WHAT IS ASKED:
1. Answer these questions about the yearbook ads text:
(a) Who is named as manager of City Downtown Mercury?
(b) Which golf team member appears in the Sam Snead School of Golf ad?
(c) What is the address of Sanborn’s Hi-Fi Center?
2. In the entries, switch "keyboard-key" to "key-cap" across the stretch from the line containing "[53, 375, 663, 403]" through the line containing "239, 432, 261]". Return only those lines, with everything else left as is.

SOURCE EXCERPT:

------

Highland Park High School: Ads from the 1959 Yearbook
by Paula Bosse
City Downtown Mercury, 2100 Cedar Springs
by Paula Bosse
I love the ads from old high school yearbooks — especially the ones that featured students. Below is a sampling of advertisements from the 1959 Highlander, the yearbook of Highland Park High School.
Above, City Downtown Mercury, 2100 Cedar Springs — R. J. “Bob” Acton, manager. New and used cars. Cool sign.
Below, the Sam Snead School of Golf, 5960 Northwest Highway. Ad features HPHS golf team member Tommy Abbott. (Most images are larger when clicked.)
Hillcrest Hi-Fi and Records, 6309 Hillcrest.
Sanborn’s Hi-Fi Center, 5551 W. Lovers Lane. Featuring Jim Stiff and Brian Stiff and their loafers.
And because everyone was high-fi crazy in 1959, another one: Custom Music of Dallas, High Fidelity Specialists, 3212-14 Oak Lawn — Oong Choi, technical supervisor. (Oong Choi was listed in a 1956 newspaper article as being a philosophy student at the Dallas Theological Seminary who was presenting a lecture on the children of Korea.)

------

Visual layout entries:
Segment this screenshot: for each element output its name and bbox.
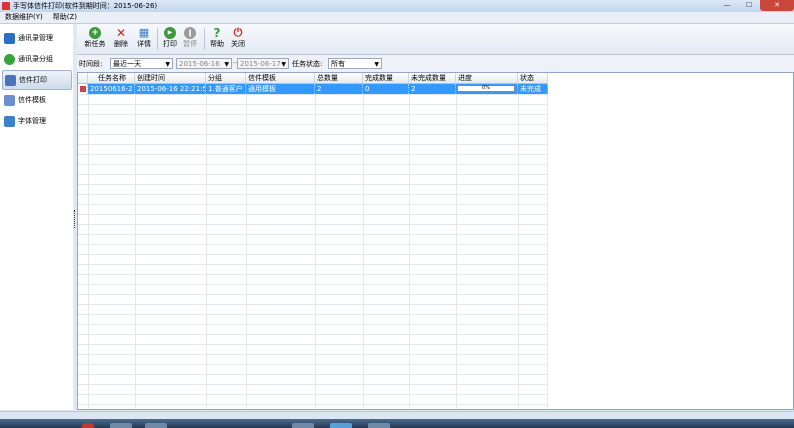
sidebar-item-font-manager[interactable]: 字体管理 xyxy=(2,112,70,130)
progress-bar: 0% xyxy=(457,85,515,92)
grid-empty-rows xyxy=(78,94,548,409)
column-header[interactable]: 未完成数量 xyxy=(409,73,456,83)
star-icon xyxy=(4,53,15,65)
os-taskbar xyxy=(0,419,794,428)
sidebar-item-label: 信件打印 xyxy=(19,76,47,84)
sidebar: 通讯录管理 通讯录分组 信件打印 信件模板 字体管理 xyxy=(0,24,74,410)
taskbar-app-button[interactable] xyxy=(82,423,94,428)
chevron-down-icon: ▼ xyxy=(165,61,170,68)
column-header[interactable]: 分组 xyxy=(206,73,246,83)
delete-label: 删除 xyxy=(114,40,128,48)
chevron-down-icon: ▼ xyxy=(224,61,229,68)
task-grid: 任务名称 创建时间 分组 信件模板 总数量 完成数量 未完成数量 进度 状态 2… xyxy=(77,72,794,410)
taskbar-app-button[interactable] xyxy=(110,423,132,428)
taskbar-app-button[interactable] xyxy=(145,423,167,428)
table-row[interactable]: 20150616-2 2015-06-16 22:21:59 1.普通客户 通用… xyxy=(78,84,548,94)
date-from-picker[interactable]: 2015-06-16 ▼ xyxy=(176,58,232,69)
pause-circle-icon: ‖ xyxy=(184,27,196,39)
close-button[interactable]: ⏻ 关闭 xyxy=(226,26,250,52)
play-circle-icon: ▶ xyxy=(164,27,176,39)
cell-progress: 0% xyxy=(456,84,518,94)
chevron-down-icon: ▼ xyxy=(374,61,379,68)
column-header[interactable]: 任务名称 xyxy=(88,73,135,83)
sidebar-item-letter-print[interactable]: 信件打印 xyxy=(2,70,72,90)
period-select[interactable]: 最近一天 ▼ xyxy=(110,58,173,69)
date-to-value: 2015-06-17 xyxy=(240,60,281,68)
status-label: 任务状态: xyxy=(292,60,323,68)
period-label: 时间段: xyxy=(79,60,103,68)
cell-undone: 2 xyxy=(409,84,456,94)
cell-total: 2 xyxy=(315,84,363,94)
new-task-label: 新任务 xyxy=(84,40,106,48)
address-book-icon xyxy=(4,32,15,44)
column-header[interactable]: 信件模板 xyxy=(246,73,315,83)
window-controls: — ☐ ✕ xyxy=(716,0,794,11)
sidebar-item-label: 信件模板 xyxy=(18,96,46,104)
pause-button[interactable]: ‖ 暂停 xyxy=(178,26,202,52)
grid-header: 任务名称 创建时间 分组 信件模板 总数量 完成数量 未完成数量 进度 状态 xyxy=(78,73,548,84)
envelope-icon xyxy=(4,94,15,106)
column-header[interactable]: 总数量 xyxy=(315,73,363,83)
date-to-picker[interactable]: 2015-06-17 ▼ xyxy=(237,58,289,69)
taskbar-app-button[interactable] xyxy=(368,423,390,428)
cell-done: 0 xyxy=(363,84,409,94)
cell-created-time: 2015-06-16 22:21:59 xyxy=(137,84,206,94)
app-icon xyxy=(2,2,10,10)
delete-button[interactable]: ✕ 删除 xyxy=(109,26,133,52)
pause-label: 暂停 xyxy=(183,40,197,48)
close-label: 关闭 xyxy=(231,40,245,48)
taskbar-app-button[interactable] xyxy=(292,423,314,428)
sidebar-item-label: 通讯录管理 xyxy=(18,34,53,42)
new-task-button[interactable]: + 新任务 xyxy=(83,26,107,52)
taskbar-app-button[interactable] xyxy=(330,423,352,428)
column-header[interactable]: 状态 xyxy=(518,73,548,83)
filter-bar: 时间段: 最近一天 ▼ 2015-06-16 ▼ -- 2015-06-17 ▼… xyxy=(77,55,794,72)
column-header[interactable]: 进度 xyxy=(456,73,518,83)
close-window-button[interactable]: ✕ xyxy=(760,0,794,11)
sidebar-item-letter-template[interactable]: 信件模板 xyxy=(2,91,70,109)
status-select[interactable]: 所有 ▼ xyxy=(328,58,382,69)
menu-data-maintenance[interactable]: 数据维护(Y) xyxy=(0,12,48,23)
detail-label: 详情 xyxy=(137,40,151,48)
column-header[interactable]: 完成数量 xyxy=(363,73,409,83)
maximize-button[interactable]: ☐ xyxy=(738,0,760,11)
plus-circle-icon: + xyxy=(89,27,101,39)
status-value: 所有 xyxy=(331,60,345,68)
row-selector[interactable] xyxy=(78,84,88,94)
cell-task-name: 20150616-2 xyxy=(88,84,135,94)
menu-bar: 数据维护(Y) 帮助(Z) xyxy=(0,12,794,24)
power-icon: ⏻ xyxy=(233,26,243,39)
sidebar-item-label: 字体管理 xyxy=(18,117,46,125)
grid-detail-icon: ▦ xyxy=(138,26,150,39)
detail-button[interactable]: ▦ 详情 xyxy=(132,26,156,52)
menu-help[interactable]: 帮助(Z) xyxy=(48,12,82,23)
row-marker-icon xyxy=(80,86,86,92)
cell-group: 1.普通客户 xyxy=(206,84,246,94)
splitter-grip[interactable] xyxy=(74,210,76,228)
printer-icon xyxy=(5,74,16,86)
chevron-down-icon: ▼ xyxy=(281,61,286,68)
font-icon xyxy=(4,115,15,127)
cell-template: 通用模板 xyxy=(246,84,315,94)
red-x-icon: ✕ xyxy=(115,26,127,40)
window-title: 手写体信件打印(软件到期时间：2015-06-26) xyxy=(13,2,158,10)
header-row-selector xyxy=(78,73,88,83)
toolbar: + 新任务 ✕ 删除 ▦ 详情 ▶ 打印 ‖ 暂停 ? 帮助 ⏻ 关闭 xyxy=(77,24,794,55)
sidebar-item-contact-groups[interactable]: 通讯录分组 xyxy=(2,50,70,68)
date-from-value: 2015-06-16 xyxy=(179,60,220,68)
period-value: 最近一天 xyxy=(113,60,141,68)
cell-status: 未完成 xyxy=(518,84,548,94)
column-header[interactable]: 创建时间 xyxy=(135,73,206,83)
sidebar-item-contacts[interactable]: 通讯录管理 xyxy=(2,29,70,47)
question-icon: ? xyxy=(213,26,221,40)
minimize-button[interactable]: — xyxy=(716,0,738,11)
sidebar-item-label: 通讯录分组 xyxy=(18,55,53,63)
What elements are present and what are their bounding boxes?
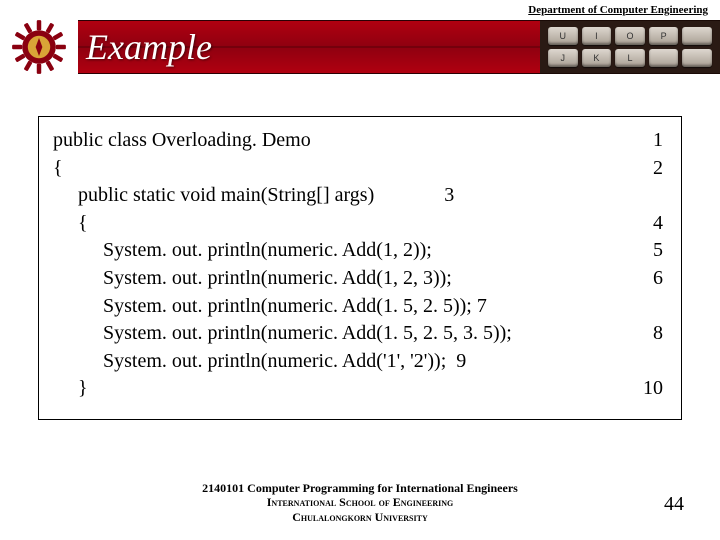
- code-line: } 10: [53, 375, 663, 403]
- code-text: {: [53, 157, 63, 179]
- footer-course: 2140101 Computer Programming for Interna…: [0, 481, 720, 495]
- title-bar-mid: Example: [78, 20, 540, 74]
- code-text: System. out. println(numeric. Add(1. 5, …: [53, 295, 477, 317]
- code-line: {4: [53, 210, 663, 238]
- line-number: 10: [643, 375, 663, 403]
- code-line: {2: [53, 155, 663, 183]
- code-line: System. out. println(numeric. Add(1. 5, …: [53, 320, 663, 348]
- keyboard-key: [682, 49, 712, 67]
- footer-school: International School of Engineering: [0, 495, 720, 509]
- keyboard-key: L: [615, 49, 645, 67]
- code-line: public static void main(String[] args) 3: [53, 182, 663, 210]
- line-number: 3: [444, 184, 454, 206]
- line-number: 6: [653, 265, 663, 293]
- title-bar: Example UIOP JKL: [0, 20, 720, 74]
- keyboard-image: UIOP JKL: [540, 20, 720, 74]
- code-text: System. out. println(numeric. Add(1. 5, …: [53, 322, 512, 344]
- code-text: System. out. println(numeric. Add(1, 2))…: [53, 239, 432, 261]
- code-line: System. out. println(numeric. Add(1, 2))…: [53, 237, 663, 265]
- code-line: System. out. println(numeric. Add(1. 5, …: [53, 293, 663, 321]
- page-number: 44: [664, 493, 684, 516]
- keyboard-key: J: [548, 49, 578, 67]
- line-number: 5: [653, 237, 663, 265]
- line-number: 4: [653, 210, 663, 238]
- code-text: {: [53, 212, 88, 234]
- keyboard-key: P: [649, 27, 679, 45]
- footer: 2140101 Computer Programming for Interna…: [0, 481, 720, 524]
- keyboard-key: [649, 49, 679, 67]
- department-label: Department of Computer Engineering: [528, 4, 708, 16]
- code-text: public static void main(String[] args): [53, 184, 444, 206]
- line-number: 9: [456, 350, 466, 372]
- code-block: public class Overloading. Demo1{2 public…: [38, 116, 682, 420]
- keyboard-key: K: [582, 49, 612, 67]
- keyboard-key: U: [548, 27, 578, 45]
- gear-icon: [11, 19, 67, 75]
- code-text: public class Overloading. Demo: [53, 129, 311, 151]
- code-line: System. out. println(numeric. Add(1, 2, …: [53, 265, 663, 293]
- code-line: System. out. println(numeric. Add('1', '…: [53, 348, 663, 376]
- keyboard-key: [682, 27, 712, 45]
- keyboard-key: O: [615, 27, 645, 45]
- code-text: System. out. println(numeric. Add(1, 2, …: [53, 267, 452, 289]
- code-line: public class Overloading. Demo 1: [53, 127, 663, 155]
- line-number: 8: [653, 320, 663, 348]
- line-number: 7: [477, 295, 487, 317]
- code-text: System. out. println(numeric. Add('1', '…: [53, 350, 456, 372]
- footer-university: Chulalongkorn University: [0, 510, 720, 524]
- logo-container: [0, 20, 78, 74]
- code-text: }: [53, 377, 88, 399]
- line-number: 1: [653, 127, 663, 155]
- line-number: 2: [653, 155, 663, 183]
- keyboard-key: I: [582, 27, 612, 45]
- slide-title: Example: [86, 26, 212, 68]
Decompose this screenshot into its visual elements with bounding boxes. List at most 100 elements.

------

RESPONSES TO THE EXERCISE:
1.
(a) R. J. “Bob” Acton
(b) Tommy Abbott
(c) 5551 W. Lovers Lane

2.
- code-line: } 10: [53, 375, 663, 403]
- code-text: {: [53, 157, 63, 179]
- footer-course: 2140101 Computer Programming for Interna…: [0, 481, 720, 495]
- title-bar-mid: Example: [78, 20, 540, 74]
- code-text: System. out. println(numeric. Add(1. 5, …: [53, 295, 477, 317]
- code-line: {4: [53, 210, 663, 238]
- line-number: 10: [643, 375, 663, 403]
- code-line: {2: [53, 155, 663, 183]
- code-line: System. out. println(numeric. Add(1. 5, …: [53, 320, 663, 348]
- key-cap: [682, 49, 712, 67]
- footer-school: International School of Engineering: [0, 495, 720, 509]
- key-cap: L: [615, 49, 645, 67]
- code-line: public static void main(String[] args) 3: [53, 182, 663, 210]
- line-number: 3: [444, 184, 454, 206]
- line-number: 6: [653, 265, 663, 293]
- title-bar: Example UIOP JKL: [0, 20, 720, 74]
- keyboard-image: UIOP JKL: [540, 20, 720, 74]
- code-text: System. out. println(numeric. Add(1. 5, …: [53, 322, 512, 344]
- code-text: System. out. println(numeric. Add(1, 2))…: [53, 239, 432, 261]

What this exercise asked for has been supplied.